- Task details
Pull every "highlight" line out of the data below.

- Information supplied
================

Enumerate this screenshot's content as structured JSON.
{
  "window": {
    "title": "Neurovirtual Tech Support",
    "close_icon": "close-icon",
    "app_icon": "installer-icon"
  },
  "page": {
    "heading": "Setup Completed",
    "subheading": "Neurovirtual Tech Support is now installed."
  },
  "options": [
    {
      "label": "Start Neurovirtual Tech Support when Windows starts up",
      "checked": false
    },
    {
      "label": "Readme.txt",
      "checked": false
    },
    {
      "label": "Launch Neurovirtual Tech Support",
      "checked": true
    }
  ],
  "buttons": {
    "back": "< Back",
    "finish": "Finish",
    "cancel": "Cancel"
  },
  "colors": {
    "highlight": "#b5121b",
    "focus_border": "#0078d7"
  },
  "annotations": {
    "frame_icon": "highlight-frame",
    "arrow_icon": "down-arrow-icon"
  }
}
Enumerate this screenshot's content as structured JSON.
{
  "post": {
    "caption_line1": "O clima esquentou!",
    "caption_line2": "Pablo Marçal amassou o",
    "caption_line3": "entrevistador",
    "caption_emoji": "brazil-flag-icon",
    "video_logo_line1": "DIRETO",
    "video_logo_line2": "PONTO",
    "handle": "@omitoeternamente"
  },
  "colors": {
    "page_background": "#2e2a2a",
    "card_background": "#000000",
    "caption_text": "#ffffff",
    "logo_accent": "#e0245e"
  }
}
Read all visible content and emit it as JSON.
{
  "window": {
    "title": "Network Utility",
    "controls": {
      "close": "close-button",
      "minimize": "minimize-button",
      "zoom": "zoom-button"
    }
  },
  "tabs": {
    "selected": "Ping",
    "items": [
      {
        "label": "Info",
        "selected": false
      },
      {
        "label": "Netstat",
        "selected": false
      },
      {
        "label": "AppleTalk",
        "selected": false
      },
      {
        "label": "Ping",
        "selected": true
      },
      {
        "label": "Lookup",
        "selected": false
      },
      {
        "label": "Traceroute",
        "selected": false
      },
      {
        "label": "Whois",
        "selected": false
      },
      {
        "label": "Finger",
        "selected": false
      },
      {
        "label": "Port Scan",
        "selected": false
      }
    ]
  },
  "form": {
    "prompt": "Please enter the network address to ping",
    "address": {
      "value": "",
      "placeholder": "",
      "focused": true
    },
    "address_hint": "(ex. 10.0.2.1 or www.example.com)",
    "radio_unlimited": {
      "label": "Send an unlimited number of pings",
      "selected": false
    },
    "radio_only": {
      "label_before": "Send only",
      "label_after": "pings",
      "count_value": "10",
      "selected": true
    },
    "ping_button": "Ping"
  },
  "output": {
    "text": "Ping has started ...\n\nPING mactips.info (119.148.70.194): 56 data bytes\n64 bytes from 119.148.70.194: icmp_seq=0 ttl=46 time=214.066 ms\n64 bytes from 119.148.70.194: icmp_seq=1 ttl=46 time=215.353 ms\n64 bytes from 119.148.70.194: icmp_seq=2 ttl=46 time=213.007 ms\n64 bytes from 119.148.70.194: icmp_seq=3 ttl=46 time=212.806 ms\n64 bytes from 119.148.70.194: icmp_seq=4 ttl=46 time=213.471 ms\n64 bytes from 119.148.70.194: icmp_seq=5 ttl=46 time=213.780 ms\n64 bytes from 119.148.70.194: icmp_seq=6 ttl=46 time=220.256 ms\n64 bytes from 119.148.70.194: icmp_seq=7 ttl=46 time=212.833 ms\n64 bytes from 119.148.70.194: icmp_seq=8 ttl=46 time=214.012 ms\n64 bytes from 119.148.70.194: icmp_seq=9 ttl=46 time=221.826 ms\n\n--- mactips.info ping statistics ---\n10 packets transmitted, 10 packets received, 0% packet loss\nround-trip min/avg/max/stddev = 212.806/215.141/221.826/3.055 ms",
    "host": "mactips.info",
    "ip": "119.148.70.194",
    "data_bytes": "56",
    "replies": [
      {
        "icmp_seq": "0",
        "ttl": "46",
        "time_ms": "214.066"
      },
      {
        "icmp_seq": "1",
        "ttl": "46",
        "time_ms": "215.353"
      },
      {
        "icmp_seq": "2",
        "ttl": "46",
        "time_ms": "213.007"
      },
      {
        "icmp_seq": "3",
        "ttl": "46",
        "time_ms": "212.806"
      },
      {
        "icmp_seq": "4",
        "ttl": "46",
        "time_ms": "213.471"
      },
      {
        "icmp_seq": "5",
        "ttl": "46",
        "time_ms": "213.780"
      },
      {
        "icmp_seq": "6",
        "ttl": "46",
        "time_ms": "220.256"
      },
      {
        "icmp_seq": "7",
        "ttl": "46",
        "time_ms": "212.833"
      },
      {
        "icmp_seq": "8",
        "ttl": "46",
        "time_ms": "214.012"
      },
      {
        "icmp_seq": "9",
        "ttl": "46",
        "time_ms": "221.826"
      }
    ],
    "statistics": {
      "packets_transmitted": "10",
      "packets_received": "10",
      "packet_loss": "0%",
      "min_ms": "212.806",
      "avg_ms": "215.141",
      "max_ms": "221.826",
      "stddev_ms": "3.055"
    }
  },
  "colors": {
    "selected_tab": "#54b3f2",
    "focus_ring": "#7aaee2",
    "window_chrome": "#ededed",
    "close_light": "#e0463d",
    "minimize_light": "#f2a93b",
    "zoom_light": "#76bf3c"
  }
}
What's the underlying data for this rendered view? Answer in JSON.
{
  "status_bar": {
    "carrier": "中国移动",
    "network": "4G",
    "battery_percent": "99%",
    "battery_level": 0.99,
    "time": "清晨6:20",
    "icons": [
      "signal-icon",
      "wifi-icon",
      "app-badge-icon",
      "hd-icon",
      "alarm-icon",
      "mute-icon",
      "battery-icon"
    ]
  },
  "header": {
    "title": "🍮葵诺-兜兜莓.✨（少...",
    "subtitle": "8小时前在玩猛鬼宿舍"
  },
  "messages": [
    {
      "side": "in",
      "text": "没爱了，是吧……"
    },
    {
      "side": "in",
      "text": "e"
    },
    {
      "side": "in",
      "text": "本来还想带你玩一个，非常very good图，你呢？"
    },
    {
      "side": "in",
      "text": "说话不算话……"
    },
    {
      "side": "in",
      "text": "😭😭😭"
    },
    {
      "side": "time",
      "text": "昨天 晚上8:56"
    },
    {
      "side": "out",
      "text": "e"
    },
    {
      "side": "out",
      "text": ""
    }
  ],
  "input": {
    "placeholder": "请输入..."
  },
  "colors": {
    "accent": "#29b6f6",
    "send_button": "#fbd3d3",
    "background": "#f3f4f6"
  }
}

================

- Response for this exercise
    "highlight": "#b5121b",
    "frame_icon": "highlight-frame",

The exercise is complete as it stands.